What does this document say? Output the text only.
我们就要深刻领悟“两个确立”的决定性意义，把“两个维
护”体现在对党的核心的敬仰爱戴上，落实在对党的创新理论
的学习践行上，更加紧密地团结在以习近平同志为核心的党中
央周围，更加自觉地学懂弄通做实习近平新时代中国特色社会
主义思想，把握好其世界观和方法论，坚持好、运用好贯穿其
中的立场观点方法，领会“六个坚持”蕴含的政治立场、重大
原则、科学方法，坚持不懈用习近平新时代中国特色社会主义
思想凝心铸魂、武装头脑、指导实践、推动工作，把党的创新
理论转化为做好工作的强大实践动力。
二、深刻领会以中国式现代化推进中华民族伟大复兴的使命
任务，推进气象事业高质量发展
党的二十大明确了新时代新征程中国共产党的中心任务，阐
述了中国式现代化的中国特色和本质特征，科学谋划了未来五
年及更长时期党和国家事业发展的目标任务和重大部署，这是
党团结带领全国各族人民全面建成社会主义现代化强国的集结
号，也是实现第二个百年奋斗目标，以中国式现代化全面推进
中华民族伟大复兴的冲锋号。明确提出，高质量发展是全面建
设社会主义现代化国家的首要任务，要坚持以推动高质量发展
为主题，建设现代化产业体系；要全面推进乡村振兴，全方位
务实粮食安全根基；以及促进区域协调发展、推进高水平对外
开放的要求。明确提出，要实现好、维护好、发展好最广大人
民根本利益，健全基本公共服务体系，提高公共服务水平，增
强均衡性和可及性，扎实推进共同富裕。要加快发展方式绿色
-------------------------
= GIVEN INSTRUCTION =
Copy out the lines that hold "明确提出".

= EXERCISE ANSWER =
中华民族伟大复兴的冲锋号。明确提出，高质量发展是全面建
开放的要求。明确提出，要实现好、维护好、发展好最广大人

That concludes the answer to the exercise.